BEGIN Input material

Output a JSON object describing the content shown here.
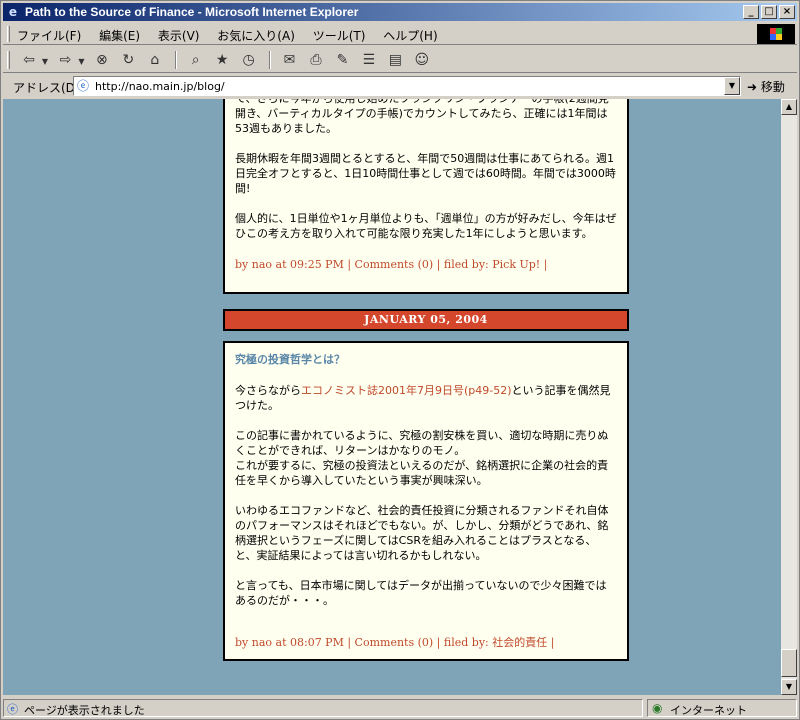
{
  "window": {
    "title": "Path to the Source of Finance - Microsoft Internet Explorer",
    "buttons": {
      "minimize": "_",
      "maximize": "□",
      "close": "×"
    }
  },
  "menu": {
    "items": [
      "ファイル(F)",
      "編集(E)",
      "表示(V)",
      "お気に入り(A)",
      "ツール(T)",
      "ヘルプ(H)"
    ]
  },
  "toolbar": {
    "icons": [
      "back-icon",
      "forward-icon",
      "stop-icon",
      "refresh-icon",
      "home-icon",
      "search-icon",
      "favorites-icon",
      "history-icon",
      "mail-icon",
      "print-icon",
      "edit-icon",
      "discuss-icon",
      "messenger-icon"
    ]
  },
  "address": {
    "label": "アドレス(D)",
    "url": "http://nao.main.jp/blog/",
    "go": "移動"
  },
  "posts": [
    {
      "paragraphs": [
        "て、さらに今年から使用し始めたフランクリン・プランナーの手帳(2週間見開き、バーティカルタイプの手帳)でカウントしてみたら、正確には1年間は53週もありました。",
        "長期休暇を年間3週間とるとすると、年間で50週間は仕事にあてられる。週1日完全オフとすると、1日10時間仕事として週では60時間。年間では3000時間!",
        "個人的に、1日単位や1ヶ月単位よりも、「週単位」の方が好みだし、今年はぜひこの考え方を取り入れて可能な限り充実した1年にしようと思います。"
      ],
      "meta": "by nao at 09:25 PM | Comments (0) | filed by: Pick Up! |"
    },
    {
      "date": "JANUARY 05, 2004",
      "title": "究極の投資哲学とは？",
      "intro_before": "今さらながら",
      "intro_link": "エコノミスト誌2001年7月9日号(p49-52)",
      "intro_after": "という記事を偶然見つけた。",
      "paragraphs": [
        "この記事に書かれているように、究極の割安株を買い、適切な時期に売りぬくことができれば、リターンはかなりのモノ。\nこれが要するに、究極の投資法といえるのだが、銘柄選択に企業の社会的責任を早くから導入していたという事実が興味深い。",
        "いわゆるエコファンドなど、社会的責任投資に分類されるファンドそれ自体のパフォーマンスはそれほどでもない。が、しかし、分類がどうであれ、銘柄選択というフェーズに関してはCSRを組み入れることはプラスとなる、と、実証結果によっては言い切れるかもしれない。",
        "と言っても、日本市場に関してはデータが出揃っていないので少々困難ではあるのだが・・・。"
      ],
      "meta": "by nao at 08:07 PM | Comments (0) | filed by: 社会的責任 |"
    }
  ],
  "status": {
    "text": "ページが表示されました",
    "zone": "インターネット"
  }
}
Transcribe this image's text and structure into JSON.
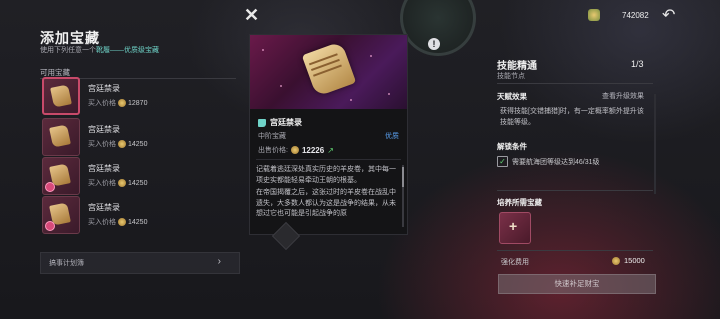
{
  "panel": {
    "title": "添加宝藏",
    "subtitle_prefix": "使用下列任意一个",
    "subtitle_highlight": "靴履——优质级宝藏",
    "section_label": "可用宝藏",
    "items": [
      {
        "name": "宫廷禁录",
        "price_label": "买入价格",
        "price": "12870"
      },
      {
        "name": "宫廷禁录",
        "price_label": "买入价格",
        "price": "14250"
      },
      {
        "name": "宫廷禁录",
        "price_label": "买入价格",
        "price": "14250"
      },
      {
        "name": "宫廷禁录",
        "price_label": "买入价格",
        "price": "14250"
      }
    ],
    "plan_label": "搞事计划簿",
    "plan_chevron": "›"
  },
  "close_icon": "✕",
  "card": {
    "name": "宫廷禁录",
    "grade": "中阶宝藏",
    "quality": "优质",
    "sale_label": "出售价格:",
    "sale_price": "12226",
    "trend": "↗",
    "desc_p1": "记载着逃廷深处真实历史的羊皮卷，其中每一项史实都能轻易牵动王朝的根基。",
    "desc_p2": "在帝国揭覆之后，这张过时的羊皮卷在战乱中遗失，大多数人都认为这是战争的结果，从未想过它也可能是引起战争的原"
  },
  "info_icon": "!",
  "top": {
    "currency": "742082",
    "back_icon": "↶"
  },
  "skill": {
    "title": "技能精通",
    "subtitle": "技能节点",
    "count": "1/3",
    "talent_title": "天赋效果",
    "talent_link": "查看升级效果",
    "talent_desc": "获得技能[交错捕猎]时，有一定概率额外提升该技能等级。",
    "unlock_title": "解锁条件",
    "unlock_req": "需要航海团等级达到46/31级",
    "unlock_check": "✓",
    "req_title": "培养所需宝藏",
    "req_plus": "+",
    "fee_label": "强化费用",
    "fee": "15000",
    "buy_label": "快速补足财宝"
  },
  "colors": {
    "highlight": "#6fd3c8",
    "quality": "#5aa0f0",
    "selected_border": "#c84a6a"
  }
}
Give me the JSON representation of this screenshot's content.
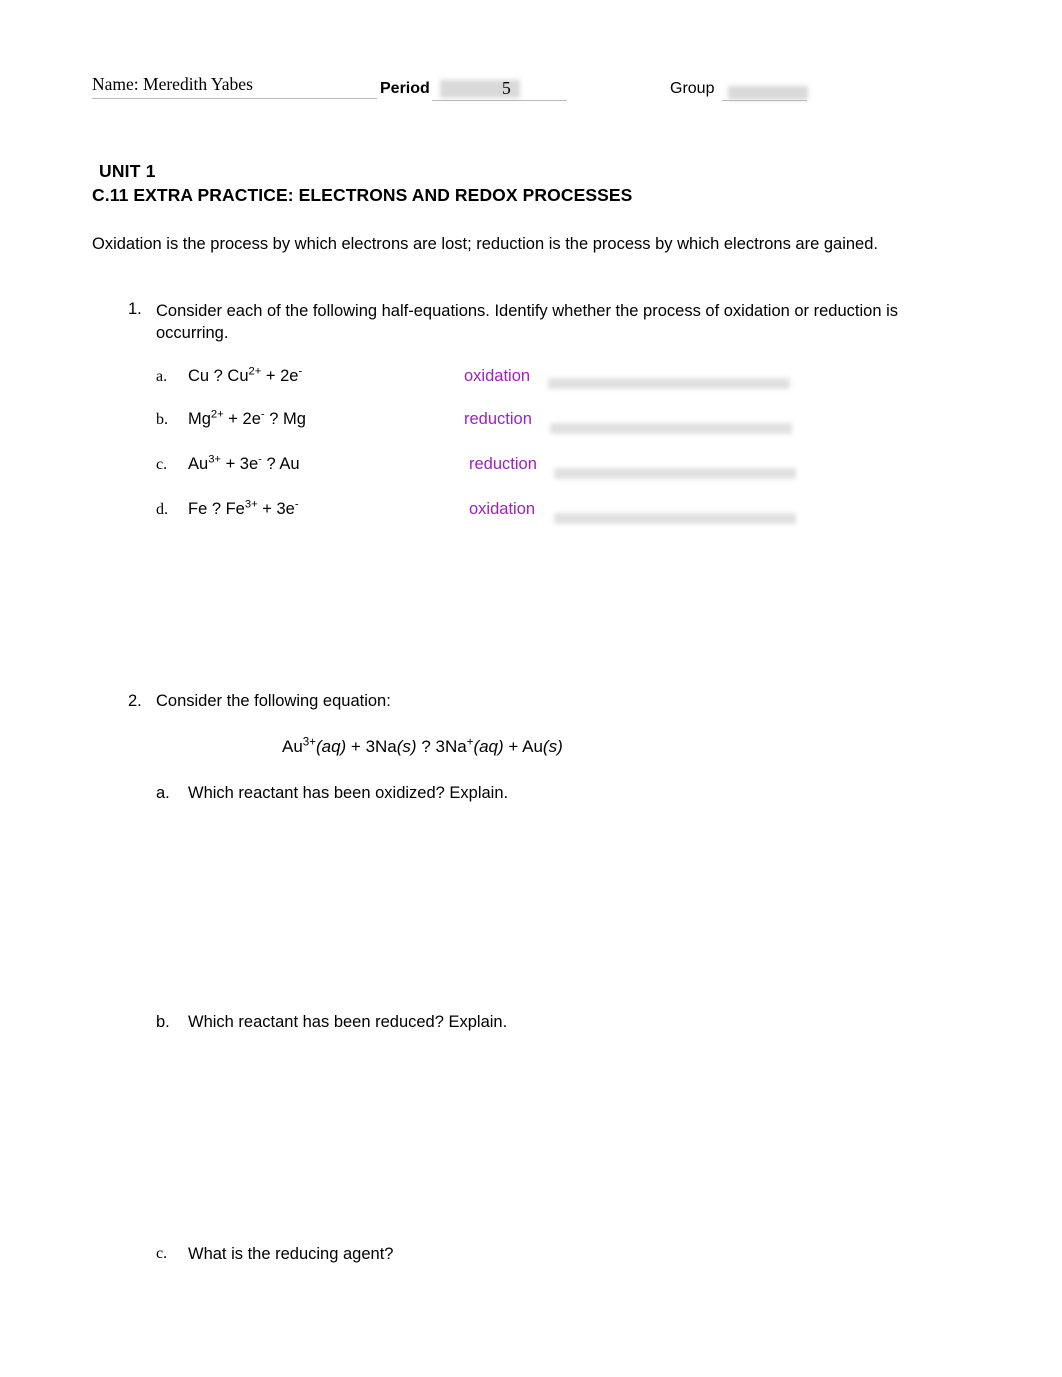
{
  "header": {
    "name_label": "Name: Meredith Yabes",
    "period_label": "Period",
    "period_value": "5",
    "group_label": "Group"
  },
  "titles": {
    "unit": "UNIT 1",
    "main": "C.11 EXTRA PRACTICE: ELECTRONS AND REDOX PROCESSES"
  },
  "intro": "Oxidation is the process by which electrons are lost; reduction is the process by which electrons are gained.",
  "question1": {
    "number": "1.",
    "text": "Consider each of the following half-equations. Identify whether the process of oxidation or reduction is occurring.",
    "items": [
      {
        "letter": "a.",
        "equation_html": "Cu ?  Cu<sup>2+</sup> + 2e<sup>-</sup>",
        "answer": "oxidation"
      },
      {
        "letter": "b.",
        "equation_html": "Mg<sup>2+</sup> + 2e<sup>-</sup> ?  Mg",
        "answer": "reduction"
      },
      {
        "letter": "c.",
        "equation_html": "Au<sup>3+</sup> + 3e<sup>-</sup> ?  Au",
        "answer": "reduction"
      },
      {
        "letter": "d.",
        "equation_html": "Fe ?  Fe<sup>3+</sup> + 3e<sup>-</sup>",
        "answer": "oxidation"
      }
    ]
  },
  "question2": {
    "number": "2.",
    "text": "Consider the following equation:",
    "equation_html": "Au<sup>3+</sup><i>(aq)</i> + 3Na<i>(s)</i> ?  3Na<sup>+</sup><i>(aq)</i> + Au<i>(s)</i>",
    "items": [
      {
        "letter": "a.",
        "text": "Which reactant has been oxidized? Explain."
      },
      {
        "letter": "b.",
        "text": "Which reactant has been reduced? Explain."
      },
      {
        "letter": "c.",
        "text": "What is the reducing agent?"
      }
    ]
  },
  "colors": {
    "answer_text": "#a020c0",
    "rule_line": "#b9b9b9",
    "redaction": "#d9d9d9"
  }
}
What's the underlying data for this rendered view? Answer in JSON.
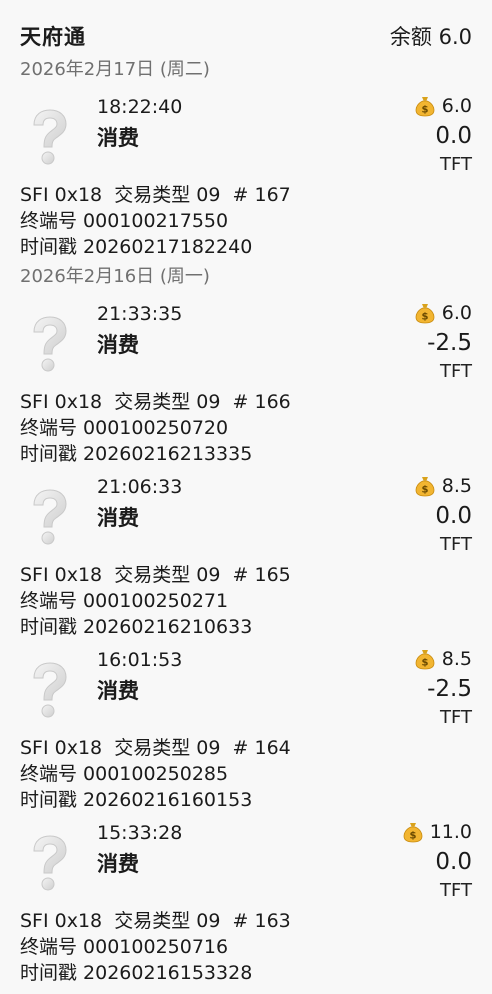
{
  "app": {
    "title": "天府通",
    "balance_label": "余额 6.0"
  },
  "groups": [
    {
      "date": "2026年2月17日 (周二)",
      "items": [
        {
          "time": "18:22:40",
          "type": "消费",
          "balance": "6.0",
          "amount": "0.0",
          "unit": "TFT",
          "line1": "SFI 0x18  交易类型 09  # 167",
          "line2": "终端号 000100217550",
          "line3": "时间戳 20260217182240"
        }
      ]
    },
    {
      "date": "2026年2月16日 (周一)",
      "items": [
        {
          "time": "21:33:35",
          "type": "消费",
          "balance": "6.0",
          "amount": "-2.5",
          "unit": "TFT",
          "line1": "SFI 0x18  交易类型 09  # 166",
          "line2": "终端号 000100250720",
          "line3": "时间戳 20260216213335"
        },
        {
          "time": "21:06:33",
          "type": "消费",
          "balance": "8.5",
          "amount": "0.0",
          "unit": "TFT",
          "line1": "SFI 0x18  交易类型 09  # 165",
          "line2": "终端号 000100250271",
          "line3": "时间戳 20260216210633"
        },
        {
          "time": "16:01:53",
          "type": "消费",
          "balance": "8.5",
          "amount": "-2.5",
          "unit": "TFT",
          "line1": "SFI 0x18  交易类型 09  # 164",
          "line2": "终端号 000100250285",
          "line3": "时间戳 20260216160153"
        },
        {
          "time": "15:33:28",
          "type": "消费",
          "balance": "11.0",
          "amount": "0.0",
          "unit": "TFT",
          "line1": "SFI 0x18  交易类型 09  # 163",
          "line2": "终端号 000100250716",
          "line3": "时间戳 20260216153328"
        }
      ]
    }
  ],
  "icons": {
    "transaction": "question-mark-icon",
    "balance": "money-bag-icon"
  }
}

END Input material

= Exercise instructions =
Filter the entries down to the lines containing "交易类型". Copy each of those lines.

= Solution to the exercise =
          "line1": "SFI 0x18  交易类型 09  # 167",
          "line1": "SFI 0x18  交易类型 09  # 166",
          "line1": "SFI 0x18  交易类型 09  # 165",
          "line1": "SFI 0x18  交易类型 09  # 164",
          "line1": "SFI 0x18  交易类型 09  # 163",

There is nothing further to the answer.